> **Provided entries**
* begin *

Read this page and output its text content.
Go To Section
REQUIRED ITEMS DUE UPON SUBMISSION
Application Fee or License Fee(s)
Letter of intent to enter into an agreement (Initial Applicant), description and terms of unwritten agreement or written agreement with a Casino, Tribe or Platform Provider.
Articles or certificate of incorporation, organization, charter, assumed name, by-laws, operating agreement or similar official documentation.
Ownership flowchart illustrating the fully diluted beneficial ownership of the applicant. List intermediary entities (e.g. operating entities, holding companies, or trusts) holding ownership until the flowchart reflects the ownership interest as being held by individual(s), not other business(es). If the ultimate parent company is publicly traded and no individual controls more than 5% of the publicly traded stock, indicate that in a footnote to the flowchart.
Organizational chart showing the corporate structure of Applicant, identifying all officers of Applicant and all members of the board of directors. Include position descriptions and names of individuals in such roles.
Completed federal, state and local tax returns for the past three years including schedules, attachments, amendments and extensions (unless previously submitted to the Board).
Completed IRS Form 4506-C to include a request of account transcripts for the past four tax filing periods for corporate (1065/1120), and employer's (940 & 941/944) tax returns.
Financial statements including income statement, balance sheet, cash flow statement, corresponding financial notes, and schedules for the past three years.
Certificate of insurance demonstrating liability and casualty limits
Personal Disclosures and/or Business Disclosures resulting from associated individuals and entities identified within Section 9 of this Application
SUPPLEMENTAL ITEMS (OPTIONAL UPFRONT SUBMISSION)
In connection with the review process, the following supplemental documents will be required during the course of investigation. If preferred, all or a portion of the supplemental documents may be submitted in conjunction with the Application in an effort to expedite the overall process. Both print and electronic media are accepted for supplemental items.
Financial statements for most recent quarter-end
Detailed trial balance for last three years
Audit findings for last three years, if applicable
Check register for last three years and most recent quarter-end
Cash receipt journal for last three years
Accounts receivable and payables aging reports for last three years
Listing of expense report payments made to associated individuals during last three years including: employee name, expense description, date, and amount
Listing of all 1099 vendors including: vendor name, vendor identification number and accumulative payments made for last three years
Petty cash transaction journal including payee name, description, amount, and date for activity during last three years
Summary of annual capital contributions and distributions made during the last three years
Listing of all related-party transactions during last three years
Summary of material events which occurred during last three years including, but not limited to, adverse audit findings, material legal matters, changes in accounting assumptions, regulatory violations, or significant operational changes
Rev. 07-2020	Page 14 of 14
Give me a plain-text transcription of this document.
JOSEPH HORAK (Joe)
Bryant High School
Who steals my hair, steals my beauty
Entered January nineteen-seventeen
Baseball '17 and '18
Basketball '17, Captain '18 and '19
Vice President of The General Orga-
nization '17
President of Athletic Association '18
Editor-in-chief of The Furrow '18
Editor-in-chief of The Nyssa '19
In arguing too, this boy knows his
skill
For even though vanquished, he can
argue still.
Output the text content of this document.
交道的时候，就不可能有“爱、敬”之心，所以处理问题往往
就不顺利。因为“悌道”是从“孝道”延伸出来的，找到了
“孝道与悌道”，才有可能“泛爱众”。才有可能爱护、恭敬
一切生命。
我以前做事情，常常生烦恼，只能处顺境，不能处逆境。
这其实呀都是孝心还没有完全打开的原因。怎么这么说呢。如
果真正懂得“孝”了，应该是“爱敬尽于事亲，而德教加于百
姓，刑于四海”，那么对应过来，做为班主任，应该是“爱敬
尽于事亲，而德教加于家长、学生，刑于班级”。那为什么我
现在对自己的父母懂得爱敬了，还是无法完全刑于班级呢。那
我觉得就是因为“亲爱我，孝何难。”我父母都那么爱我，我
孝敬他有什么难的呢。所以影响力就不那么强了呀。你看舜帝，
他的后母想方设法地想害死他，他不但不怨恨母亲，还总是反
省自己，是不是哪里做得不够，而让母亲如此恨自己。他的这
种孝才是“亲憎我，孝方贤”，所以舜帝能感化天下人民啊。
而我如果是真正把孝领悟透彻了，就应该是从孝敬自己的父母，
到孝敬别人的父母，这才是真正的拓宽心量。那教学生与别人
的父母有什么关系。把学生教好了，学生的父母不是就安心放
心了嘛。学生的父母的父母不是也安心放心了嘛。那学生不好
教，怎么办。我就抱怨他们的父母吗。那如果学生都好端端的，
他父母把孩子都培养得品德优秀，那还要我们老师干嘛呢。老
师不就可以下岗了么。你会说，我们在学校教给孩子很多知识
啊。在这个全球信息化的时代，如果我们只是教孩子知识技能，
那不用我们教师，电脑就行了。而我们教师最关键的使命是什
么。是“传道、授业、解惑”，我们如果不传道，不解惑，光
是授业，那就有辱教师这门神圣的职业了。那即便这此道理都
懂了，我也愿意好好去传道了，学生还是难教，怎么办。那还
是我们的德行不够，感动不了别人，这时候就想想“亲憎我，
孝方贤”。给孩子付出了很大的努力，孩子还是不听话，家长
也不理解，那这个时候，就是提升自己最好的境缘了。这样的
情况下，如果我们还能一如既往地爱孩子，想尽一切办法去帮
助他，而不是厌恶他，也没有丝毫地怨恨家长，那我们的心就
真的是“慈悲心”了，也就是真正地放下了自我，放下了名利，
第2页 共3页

* end *

> **What to produce**
Repeat the entries shown above, every one, word for word.

> **Result**
Read this page and output its text content.
Go To Section
REQUIRED ITEMS DUE UPON SUBMISSION
Application Fee or License Fee(s)
Letter of intent to enter into an agreement (Initial Applicant), description and terms of unwritten agreement or written agreement with a Casino, Tribe or Platform Provider.
Articles or certificate of incorporation, organization, charter, assumed name, by-laws, operating agreement or similar official documentation.
Ownership flowchart illustrating the fully diluted beneficial ownership of the applicant. List intermediary entities (e.g. operating entities, holding companies, or trusts) holding ownership until the flowchart reflects the ownership interest as being held by individual(s), not other business(es). If the ultimate parent company is publicly traded and no individual controls more than 5% of the publicly traded stock, indicate that in a footnote to the flowchart.
Organizational chart showing the corporate structure of Applicant, identifying all officers of Applicant and all members of the board of directors. Include position descriptions and names of individuals in such roles.
Completed federal, state and local tax returns for the past three years including schedules, attachments, amendments and extensions (unless previously submitted to the Board).
Completed IRS Form 4506-C to include a request of account transcripts for the past four tax filing periods for corporate (1065/1120), and employer's (940 & 941/944) tax returns.
Financial statements including income statement, balance sheet, cash flow statement, corresponding financial notes, and schedules for the past three years.
Certificate of insurance demonstrating liability and casualty limits
Personal Disclosures and/or Business Disclosures resulting from associated individuals and entities identified within Section 9 of this Application
SUPPLEMENTAL ITEMS (OPTIONAL UPFRONT SUBMISSION)
In connection with the review process, the following supplemental documents will be required during the course of investigation. If preferred, all or a portion of the supplemental documents may be submitted in conjunction with the Application in an effort to expedite the overall process. Both print and electronic media are accepted for supplemental items.
Financial statements for most recent quarter-end
Detailed trial balance for last three years
Audit findings for last three years, if applicable
Check register for last three years and most recent quarter-end
Cash receipt journal for last three years
Accounts receivable and payables aging reports for last three years
Listing of expense report payments made to associated individuals during last three years including: employee name, expense description, date, and amount
Listing of all 1099 vendors including: vendor name, vendor identification number and accumulative payments made for last three years
Petty cash transaction journal including payee name, description, amount, and date for activity during last three years
Summary of annual capital contributions and distributions made during the last three years
Listing of all related-party transactions during last three years
Summary of material events which occurred during last three years including, but not limited to, adverse audit findings, material legal matters, changes in accounting assumptions, regulatory violations, or significant operational changes
Rev. 07-2020	Page 14 of 14
Give me a plain-text transcription of this document.
JOSEPH HORAK (Joe)
Bryant High School
Who steals my hair, steals my beauty
Entered January nineteen-seventeen
Baseball '17 and '18
Basketball '17, Captain '18 and '19
Vice President of The General Orga-
nization '17
President of Athletic Association '18
Editor-in-chief of The Furrow '18
Editor-in-chief of The Nyssa '19
In arguing too, this boy knows his
skill
For even though vanquished, he can
argue still.
Output the text content of this document.
交道的时候，就不可能有“爱、敬”之心，所以处理问题往往
就不顺利。因为“悌道”是从“孝道”延伸出来的，找到了
“孝道与悌道”，才有可能“泛爱众”。才有可能爱护、恭敬
一切生命。
我以前做事情，常常生烦恼，只能处顺境，不能处逆境。
这其实呀都是孝心还没有完全打开的原因。怎么这么说呢。如
果真正懂得“孝”了，应该是“爱敬尽于事亲，而德教加于百
姓，刑于四海”，那么对应过来，做为班主任，应该是“爱敬
尽于事亲，而德教加于家长、学生，刑于班级”。那为什么我
现在对自己的父母懂得爱敬了，还是无法完全刑于班级呢。那
我觉得就是因为“亲爱我，孝何难。”我父母都那么爱我，我
孝敬他有什么难的呢。所以影响力就不那么强了呀。你看舜帝，
他的后母想方设法地想害死他，他不但不怨恨母亲，还总是反
省自己，是不是哪里做得不够，而让母亲如此恨自己。他的这
种孝才是“亲憎我，孝方贤”，所以舜帝能感化天下人民啊。
而我如果是真正把孝领悟透彻了，就应该是从孝敬自己的父母，
到孝敬别人的父母，这才是真正的拓宽心量。那教学生与别人
的父母有什么关系。把学生教好了，学生的父母不是就安心放
心了嘛。学生的父母的父母不是也安心放心了嘛。那学生不好
教，怎么办。我就抱怨他们的父母吗。那如果学生都好端端的，
他父母把孩子都培养得品德优秀，那还要我们老师干嘛呢。老
师不就可以下岗了么。你会说，我们在学校教给孩子很多知识
啊。在这个全球信息化的时代，如果我们只是教孩子知识技能，
那不用我们教师，电脑就行了。而我们教师最关键的使命是什
么。是“传道、授业、解惑”，我们如果不传道，不解惑，光
是授业，那就有辱教师这门神圣的职业了。那即便这此道理都
懂了，我也愿意好好去传道了，学生还是难教，怎么办。那还
是我们的德行不够，感动不了别人，这时候就想想“亲憎我，
孝方贤”。给孩子付出了很大的努力，孩子还是不听话，家长
也不理解，那这个时候，就是提升自己最好的境缘了。这样的
情况下，如果我们还能一如既往地爱孩子，想尽一切办法去帮
助他，而不是厌恶他，也没有丝毫地怨恨家长，那我们的心就
真的是“慈悲心”了，也就是真正地放下了自我，放下了名利，
第2页 共3页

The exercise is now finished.